"""
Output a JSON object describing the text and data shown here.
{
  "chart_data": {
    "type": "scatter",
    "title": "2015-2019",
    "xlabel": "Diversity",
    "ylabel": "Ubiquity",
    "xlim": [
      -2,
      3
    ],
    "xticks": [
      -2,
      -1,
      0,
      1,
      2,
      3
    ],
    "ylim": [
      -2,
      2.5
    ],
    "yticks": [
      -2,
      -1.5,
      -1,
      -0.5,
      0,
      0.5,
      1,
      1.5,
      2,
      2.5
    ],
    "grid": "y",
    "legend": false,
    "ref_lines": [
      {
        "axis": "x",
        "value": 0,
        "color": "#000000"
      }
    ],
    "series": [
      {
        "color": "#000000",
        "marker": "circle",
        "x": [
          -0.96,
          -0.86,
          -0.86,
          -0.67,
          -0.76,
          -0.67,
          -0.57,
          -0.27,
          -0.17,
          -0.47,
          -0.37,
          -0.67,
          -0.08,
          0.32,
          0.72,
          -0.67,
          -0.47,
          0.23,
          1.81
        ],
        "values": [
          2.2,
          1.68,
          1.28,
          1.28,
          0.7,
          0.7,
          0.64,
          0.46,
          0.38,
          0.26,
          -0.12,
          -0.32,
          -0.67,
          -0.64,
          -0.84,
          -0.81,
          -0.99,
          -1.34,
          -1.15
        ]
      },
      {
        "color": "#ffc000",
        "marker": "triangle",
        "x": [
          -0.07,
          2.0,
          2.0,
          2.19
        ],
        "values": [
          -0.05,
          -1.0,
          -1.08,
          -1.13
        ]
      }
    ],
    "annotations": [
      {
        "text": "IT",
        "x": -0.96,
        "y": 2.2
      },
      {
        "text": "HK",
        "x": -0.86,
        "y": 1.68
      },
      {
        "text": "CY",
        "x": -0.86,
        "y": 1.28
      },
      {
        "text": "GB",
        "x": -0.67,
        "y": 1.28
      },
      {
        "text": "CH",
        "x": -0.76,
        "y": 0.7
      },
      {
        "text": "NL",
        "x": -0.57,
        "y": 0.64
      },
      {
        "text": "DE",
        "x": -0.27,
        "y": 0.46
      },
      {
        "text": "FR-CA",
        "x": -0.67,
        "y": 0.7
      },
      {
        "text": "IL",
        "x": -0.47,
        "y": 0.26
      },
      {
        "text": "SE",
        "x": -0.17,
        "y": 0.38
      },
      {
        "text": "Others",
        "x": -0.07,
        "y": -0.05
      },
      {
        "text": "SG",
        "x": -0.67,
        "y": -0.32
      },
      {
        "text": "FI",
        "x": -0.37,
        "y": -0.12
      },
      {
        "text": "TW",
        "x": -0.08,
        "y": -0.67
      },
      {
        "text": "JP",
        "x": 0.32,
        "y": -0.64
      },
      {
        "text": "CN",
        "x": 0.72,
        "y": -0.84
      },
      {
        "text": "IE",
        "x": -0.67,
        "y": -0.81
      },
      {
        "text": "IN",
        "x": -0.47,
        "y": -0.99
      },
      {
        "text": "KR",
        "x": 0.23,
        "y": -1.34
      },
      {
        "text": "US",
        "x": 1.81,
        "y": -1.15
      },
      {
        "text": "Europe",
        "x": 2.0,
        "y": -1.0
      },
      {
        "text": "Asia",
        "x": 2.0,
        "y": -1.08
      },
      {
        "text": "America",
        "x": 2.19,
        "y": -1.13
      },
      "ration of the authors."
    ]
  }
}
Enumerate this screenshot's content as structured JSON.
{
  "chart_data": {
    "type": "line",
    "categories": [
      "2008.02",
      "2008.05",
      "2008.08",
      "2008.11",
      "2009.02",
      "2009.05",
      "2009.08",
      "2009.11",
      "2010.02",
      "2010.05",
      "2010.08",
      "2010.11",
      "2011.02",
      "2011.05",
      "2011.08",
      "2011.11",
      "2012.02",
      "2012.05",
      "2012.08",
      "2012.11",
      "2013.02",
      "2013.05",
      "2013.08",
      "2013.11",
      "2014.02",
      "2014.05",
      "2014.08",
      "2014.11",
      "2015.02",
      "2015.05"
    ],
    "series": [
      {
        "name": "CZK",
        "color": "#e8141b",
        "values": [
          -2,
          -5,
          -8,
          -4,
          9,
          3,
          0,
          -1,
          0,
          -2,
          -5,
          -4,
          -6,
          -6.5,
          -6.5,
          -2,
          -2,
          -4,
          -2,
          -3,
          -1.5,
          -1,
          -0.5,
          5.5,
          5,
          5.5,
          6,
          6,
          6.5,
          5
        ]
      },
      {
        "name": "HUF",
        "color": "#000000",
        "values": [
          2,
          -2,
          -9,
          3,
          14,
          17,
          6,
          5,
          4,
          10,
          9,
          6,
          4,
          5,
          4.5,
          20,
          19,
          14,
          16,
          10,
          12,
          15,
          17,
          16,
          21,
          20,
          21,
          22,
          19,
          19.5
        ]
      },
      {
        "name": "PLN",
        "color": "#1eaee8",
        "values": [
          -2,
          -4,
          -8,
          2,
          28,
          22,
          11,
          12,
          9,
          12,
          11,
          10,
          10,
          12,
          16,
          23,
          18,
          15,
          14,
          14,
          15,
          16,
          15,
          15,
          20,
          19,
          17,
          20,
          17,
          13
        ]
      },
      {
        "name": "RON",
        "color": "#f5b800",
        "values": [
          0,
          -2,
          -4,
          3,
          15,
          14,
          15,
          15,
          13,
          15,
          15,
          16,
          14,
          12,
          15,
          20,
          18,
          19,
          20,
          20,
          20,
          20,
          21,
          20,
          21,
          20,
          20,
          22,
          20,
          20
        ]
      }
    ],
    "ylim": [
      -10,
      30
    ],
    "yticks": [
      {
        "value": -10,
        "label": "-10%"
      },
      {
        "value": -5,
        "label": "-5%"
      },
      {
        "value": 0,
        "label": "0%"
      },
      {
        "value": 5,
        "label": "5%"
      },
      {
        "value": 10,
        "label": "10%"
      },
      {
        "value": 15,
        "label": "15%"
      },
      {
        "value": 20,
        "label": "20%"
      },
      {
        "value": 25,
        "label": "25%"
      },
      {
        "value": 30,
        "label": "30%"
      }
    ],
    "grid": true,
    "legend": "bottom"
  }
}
"""
- **What you will do**: Extract the data exactly as given.

- **Solution to this exercise**:
Output a JSON object describing the text and data shown here.
{
  "chart_data": {
    "type": "scatter",
    "title": "2015-2019",
    "xlabel": "Diversity",
    "ylabel": "Ubiquity",
    "xlim": [
      -2,
      3
    ],
    "xticks": [
      -2,
      -1,
      0,
      1,
      2,
      3
    ],
    "ylim": [
      -2,
      2.5
    ],
    "yticks": [
      -2,
      -1.5,
      -1,
      -0.5,
      0,
      0.5,
      1,
      1.5,
      2,
      2.5
    ],
    "grid": "y",
    "legend": false,
    "ref_lines": [
      {
        "axis": "x",
        "value": 0,
        "color": "#000000"
      }
    ],
    "series": [
      {
        "color": "#000000",
        "marker": "circle",
        "x": [
          -0.96,
          -0.86,
          -0.86,
          -0.67,
          -0.76,
          -0.67,
          -0.57,
          -0.27,
          -0.17,
          -0.47,
          -0.37,
          -0.67,
          -0.08,
          0.32,
          0.72,
          -0.67,
          -0.47,
          0.23,
          1.81
        ],
        "values": [
          2.2,
          1.68,
          1.28,
          1.28,
          0.7,
          0.7,
          0.64,
          0.46,
          0.38,
          0.26,
          -0.12,
          -0.32,
          -0.67,
          -0.64,
          -0.84,
          -0.81,
          -0.99,
          -1.34,
          -1.15
        ]
      },
      {
        "color": "#ffc000",
        "marker": "triangle",
        "x": [
          -0.07,
          2.0,
          2.0,
          2.19
        ],
        "values": [
          -0.05,
          -1.0,
          -1.08,
          -1.13
        ]
      }
    ],
    "annotations": [
      {
        "text": "IT",
        "x": -0.96,
        "y": 2.2
      },
      {
        "text": "HK",
        "x": -0.86,
        "y": 1.68
      },
      {
        "text": "CY",
        "x": -0.86,
        "y": 1.28
      },
      {
        "text": "GB",
        "x": -0.67,
        "y": 1.28
      },
      {
        "text": "CH",
        "x": -0.76,
        "y": 0.7
      },
      {
        "text": "NL",
        "x": -0.57,
        "y": 0.64
      },
      {
        "text": "DE",
        "x": -0.27,
        "y": 0.46
      },
      {
        "text": "FR-CA",
        "x": -0.67,
        "y": 0.7
      },
      {
        "text": "IL",
        "x": -0.47,
        "y": 0.26
      },
      {
        "text": "SE",
        "x": -0.17,
        "y": 0.38
      },
      {
        "text": "Others",
        "x": -0.07,
        "y": -0.05
      },
      {
        "text": "SG",
        "x": -0.67,
        "y": -0.32
      },
      {
        "text": "FI",
        "x": -0.37,
        "y": -0.12
      },
      {
        "text": "TW",
        "x": -0.08,
        "y": -0.67
      },
      {
        "text": "JP",
        "x": 0.32,
        "y": -0.64
      },
      {
        "text": "CN",
        "x": 0.72,
        "y": -0.84
      },
      {
        "text": "IE",
        "x": -0.67,
        "y": -0.81
      },
      {
        "text": "IN",
        "x": -0.47,
        "y": -0.99
      },
      {
        "text": "KR",
        "x": 0.23,
        "y": -1.34
      },
      {
        "text": "US",
        "x": 1.81,
        "y": -1.15
      },
      {
        "text": "Europe",
        "x": 2.0,
        "y": -1.0
      },
      {
        "text": "Asia",
        "x": 2.0,
        "y": -1.08
      },
      {
        "text": "America",
        "x": 2.19,
        "y": -1.13
      },
      "ration of the authors."
    ]
  }
}
Enumerate this screenshot's content as structured JSON.
{
  "chart_data": {
    "type": "line",
    "categories": [
      "2008.02",
      "2008.05",
      "2008.08",
      "2008.11",
      "2009.02",
      "2009.05",
      "2009.08",
      "2009.11",
      "2010.02",
      "2010.05",
      "2010.08",
      "2010.11",
      "2011.02",
      "2011.05",
      "2011.08",
      "2011.11",
      "2012.02",
      "2012.05",
      "2012.08",
      "2012.11",
      "2013.02",
      "2013.05",
      "2013.08",
      "2013.11",
      "2014.02",
      "2014.05",
      "2014.08",
      "2014.11",
      "2015.02",
      "2015.05"
    ],
    "series": [
      {
        "name": "CZK",
        "color": "#e8141b",
        "values": [
          -2,
          -5,
          -8,
          -4,
          9,
          3,
          0,
          -1,
          0,
          -2,
          -5,
          -4,
          -6,
          -6.5,
          -6.5,
          -2,
          -2,
          -4,
          -2,
          -3,
          -1.5,
          -1,
          -0.5,
          5.5,
          5,
          5.5,
          6,
          6,
          6.5,
          5
        ]
      },
      {
        "name": "HUF",
        "color": "#000000",
        "values": [
          2,
          -2,
          -9,
          3,
          14,
          17,
          6,
          5,
          4,
          10,
          9,
          6,
          4,
          5,
          4.5,
          20,
          19,
          14,
          16,
          10,
          12,
          15,
          17,
          16,
          21,
          20,
          21,
          22,
          19,
          19.5
        ]
      },
      {
        "name": "PLN",
        "color": "#1eaee8",
        "values": [
          -2,
          -4,
          -8,
          2,
          28,
          22,
          11,
          12,
          9,
          12,
          11,
          10,
          10,
          12,
          16,
          23,
          18,
          15,
          14,
          14,
          15,
          16,
          15,
          15,
          20,
          19,
          17,
          20,
          17,
          13
        ]
      },
      {
        "name": "RON",
        "color": "#f5b800",
        "values": [
          0,
          -2,
          -4,
          3,
          15,
          14,
          15,
          15,
          13,
          15,
          15,
          16,
          14,
          12,
          15,
          20,
          18,
          19,
          20,
          20,
          20,
          20,
          21,
          20,
          21,
          20,
          20,
          22,
          20,
          20
        ]
      }
    ],
    "ylim": [
      -10,
      30
    ],
    "yticks": [
      {
        "value": -10,
        "label": "-10%"
      },
      {
        "value": -5,
        "label": "-5%"
      },
      {
        "value": 0,
        "label": "0%"
      },
      {
        "value": 5,
        "label": "5%"
      },
      {
        "value": 10,
        "label": "10%"
      },
      {
        "value": 15,
        "label": "15%"
      },
      {
        "value": 20,
        "label": "20%"
      },
      {
        "value": 25,
        "label": "25%"
      },
      {
        "value": 30,
        "label": "30%"
      }
    ],
    "grid": true,
    "legend": "bottom"
  }
}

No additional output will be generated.